▶ _TASK OBJECTIVE_: Every line in the listing is to be echoed verbatim.

------------------------------------

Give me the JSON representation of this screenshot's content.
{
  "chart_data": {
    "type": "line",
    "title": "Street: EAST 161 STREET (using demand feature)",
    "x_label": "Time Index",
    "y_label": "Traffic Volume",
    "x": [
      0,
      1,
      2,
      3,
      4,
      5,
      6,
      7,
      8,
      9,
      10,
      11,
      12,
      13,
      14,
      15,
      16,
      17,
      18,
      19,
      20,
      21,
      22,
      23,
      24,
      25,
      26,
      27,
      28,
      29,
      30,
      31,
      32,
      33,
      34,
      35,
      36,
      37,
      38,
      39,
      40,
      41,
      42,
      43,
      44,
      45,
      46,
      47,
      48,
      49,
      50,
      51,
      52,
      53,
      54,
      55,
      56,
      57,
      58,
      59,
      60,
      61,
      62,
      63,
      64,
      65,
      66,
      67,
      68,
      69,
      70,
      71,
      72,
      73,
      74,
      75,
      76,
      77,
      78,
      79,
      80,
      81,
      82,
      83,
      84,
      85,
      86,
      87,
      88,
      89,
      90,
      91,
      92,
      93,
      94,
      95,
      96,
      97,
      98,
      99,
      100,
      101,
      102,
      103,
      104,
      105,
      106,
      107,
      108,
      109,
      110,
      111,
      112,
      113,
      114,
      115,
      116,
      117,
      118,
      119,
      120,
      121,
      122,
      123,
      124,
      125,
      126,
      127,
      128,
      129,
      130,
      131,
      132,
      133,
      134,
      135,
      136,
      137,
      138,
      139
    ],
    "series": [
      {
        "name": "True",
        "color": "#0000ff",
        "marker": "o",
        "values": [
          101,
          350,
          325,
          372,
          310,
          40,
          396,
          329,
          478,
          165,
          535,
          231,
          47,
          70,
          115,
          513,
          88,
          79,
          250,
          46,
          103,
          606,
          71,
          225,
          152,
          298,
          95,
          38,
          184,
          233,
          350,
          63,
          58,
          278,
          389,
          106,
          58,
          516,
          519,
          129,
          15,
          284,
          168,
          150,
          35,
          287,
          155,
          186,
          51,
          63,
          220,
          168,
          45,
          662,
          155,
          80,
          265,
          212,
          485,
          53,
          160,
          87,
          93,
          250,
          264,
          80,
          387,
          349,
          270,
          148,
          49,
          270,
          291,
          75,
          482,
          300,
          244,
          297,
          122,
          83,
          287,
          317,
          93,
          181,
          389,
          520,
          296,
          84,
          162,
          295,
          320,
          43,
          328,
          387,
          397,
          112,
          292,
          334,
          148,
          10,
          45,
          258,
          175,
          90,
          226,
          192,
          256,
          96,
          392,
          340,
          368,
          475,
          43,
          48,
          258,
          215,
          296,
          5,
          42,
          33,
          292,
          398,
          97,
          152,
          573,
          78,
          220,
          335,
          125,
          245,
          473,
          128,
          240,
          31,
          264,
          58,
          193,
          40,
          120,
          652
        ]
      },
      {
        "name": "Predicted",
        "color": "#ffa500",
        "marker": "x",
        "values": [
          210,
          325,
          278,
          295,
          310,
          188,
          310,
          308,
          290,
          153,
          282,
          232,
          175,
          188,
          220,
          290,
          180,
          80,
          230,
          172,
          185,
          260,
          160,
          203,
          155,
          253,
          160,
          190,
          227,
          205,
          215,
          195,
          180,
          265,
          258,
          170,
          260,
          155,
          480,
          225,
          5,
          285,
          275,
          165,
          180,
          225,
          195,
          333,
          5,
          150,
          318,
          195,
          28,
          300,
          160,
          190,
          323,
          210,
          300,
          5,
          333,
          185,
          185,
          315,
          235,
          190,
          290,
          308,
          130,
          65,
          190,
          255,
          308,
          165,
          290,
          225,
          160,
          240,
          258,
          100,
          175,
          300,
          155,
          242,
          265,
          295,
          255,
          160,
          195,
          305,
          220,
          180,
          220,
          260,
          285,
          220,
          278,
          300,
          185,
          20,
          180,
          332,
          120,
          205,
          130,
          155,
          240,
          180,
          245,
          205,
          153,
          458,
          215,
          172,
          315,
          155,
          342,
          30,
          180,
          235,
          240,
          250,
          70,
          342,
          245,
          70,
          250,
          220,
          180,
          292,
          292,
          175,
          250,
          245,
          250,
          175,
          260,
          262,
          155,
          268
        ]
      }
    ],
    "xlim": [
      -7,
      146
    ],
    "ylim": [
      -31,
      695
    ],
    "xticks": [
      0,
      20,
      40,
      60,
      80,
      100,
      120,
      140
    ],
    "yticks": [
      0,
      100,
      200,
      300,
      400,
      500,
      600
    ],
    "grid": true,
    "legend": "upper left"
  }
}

------------------------------------

▶ _WRITTEN RESPONSE_:
Give me the JSON representation of this screenshot's content.
{
  "chart_data": {
    "type": "line",
    "title": "Street: EAST 161 STREET (using demand feature)",
    "x_label": "Time Index",
    "y_label": "Traffic Volume",
    "x": [
      0,
      1,
      2,
      3,
      4,
      5,
      6,
      7,
      8,
      9,
      10,
      11,
      12,
      13,
      14,
      15,
      16,
      17,
      18,
      19,
      20,
      21,
      22,
      23,
      24,
      25,
      26,
      27,
      28,
      29,
      30,
      31,
      32,
      33,
      34,
      35,
      36,
      37,
      38,
      39,
      40,
      41,
      42,
      43,
      44,
      45,
      46,
      47,
      48,
      49,
      50,
      51,
      52,
      53,
      54,
      55,
      56,
      57,
      58,
      59,
      60,
      61,
      62,
      63,
      64,
      65,
      66,
      67,
      68,
      69,
      70,
      71,
      72,
      73,
      74,
      75,
      76,
      77,
      78,
      79,
      80,
      81,
      82,
      83,
      84,
      85,
      86,
      87,
      88,
      89,
      90,
      91,
      92,
      93,
      94,
      95,
      96,
      97,
      98,
      99,
      100,
      101,
      102,
      103,
      104,
      105,
      106,
      107,
      108,
      109,
      110,
      111,
      112,
      113,
      114,
      115,
      116,
      117,
      118,
      119,
      120,
      121,
      122,
      123,
      124,
      125,
      126,
      127,
      128,
      129,
      130,
      131,
      132,
      133,
      134,
      135,
      136,
      137,
      138,
      139
    ],
    "series": [
      {
        "name": "True",
        "color": "#0000ff",
        "marker": "o",
        "values": [
          101,
          350,
          325,
          372,
          310,
          40,
          396,
          329,
          478,
          165,
          535,
          231,
          47,
          70,
          115,
          513,
          88,
          79,
          250,
          46,
          103,
          606,
          71,
          225,
          152,
          298,
          95,
          38,
          184,
          233,
          350,
          63,
          58,
          278,
          389,
          106,
          58,
          516,
          519,
          129,
          15,
          284,
          168,
          150,
          35,
          287,
          155,
          186,
          51,
          63,
          220,
          168,
          45,
          662,
          155,
          80,
          265,
          212,
          485,
          53,
          160,
          87,
          93,
          250,
          264,
          80,
          387,
          349,
          270,
          148,
          49,
          270,
          291,
          75,
          482,
          300,
          244,
          297,
          122,
          83,
          287,
          317,
          93,
          181,
          389,
          520,
          296,
          84,
          162,
          295,
          320,
          43,
          328,
          387,
          397,
          112,
          292,
          334,
          148,
          10,
          45,
          258,
          175,
          90,
          226,
          192,
          256,
          96,
          392,
          340,
          368,
          475,
          43,
          48,
          258,
          215,
          296,
          5,
          42,
          33,
          292,
          398,
          97,
          152,
          573,
          78,
          220,
          335,
          125,
          245,
          473,
          128,
          240,
          31,
          264,
          58,
          193,
          40,
          120,
          652
        ]
      },
      {
        "name": "Predicted",
        "color": "#ffa500",
        "marker": "x",
        "values": [
          210,
          325,
          278,
          295,
          310,
          188,
          310,
          308,
          290,
          153,
          282,
          232,
          175,
          188,
          220,
          290,
          180,
          80,
          230,
          172,
          185,
          260,
          160,
          203,
          155,
          253,
          160,
          190,
          227,
          205,
          215,
          195,
          180,
          265,
          258,
          170,
          260,
          155,
          480,
          225,
          5,
          285,
          275,
          165,
          180,
          225,
          195,
          333,
          5,
          150,
          318,
          195,
          28,
          300,
          160,
          190,
          323,
          210,
          300,
          5,
          333,
          185,
          185,
          315,
          235,
          190,
          290,
          308,
          130,
          65,
          190,
          255,
          308,
          165,
          290,
          225,
          160,
          240,
          258,
          100,
          175,
          300,
          155,
          242,
          265,
          295,
          255,
          160,
          195,
          305,
          220,
          180,
          220,
          260,
          285,
          220,
          278,
          300,
          185,
          20,
          180,
          332,
          120,
          205,
          130,
          155,
          240,
          180,
          245,
          205,
          153,
          458,
          215,
          172,
          315,
          155,
          342,
          30,
          180,
          235,
          240,
          250,
          70,
          342,
          245,
          70,
          250,
          220,
          180,
          292,
          292,
          175,
          250,
          245,
          250,
          175,
          260,
          262,
          155,
          268
        ]
      }
    ],
    "xlim": [
      -7,
      146
    ],
    "ylim": [
      -31,
      695
    ],
    "xticks": [
      0,
      20,
      40,
      60,
      80,
      100,
      120,
      140
    ],
    "yticks": [
      0,
      100,
      200,
      300,
      400,
      500,
      600
    ],
    "grid": true,
    "legend": "upper left"
  }
}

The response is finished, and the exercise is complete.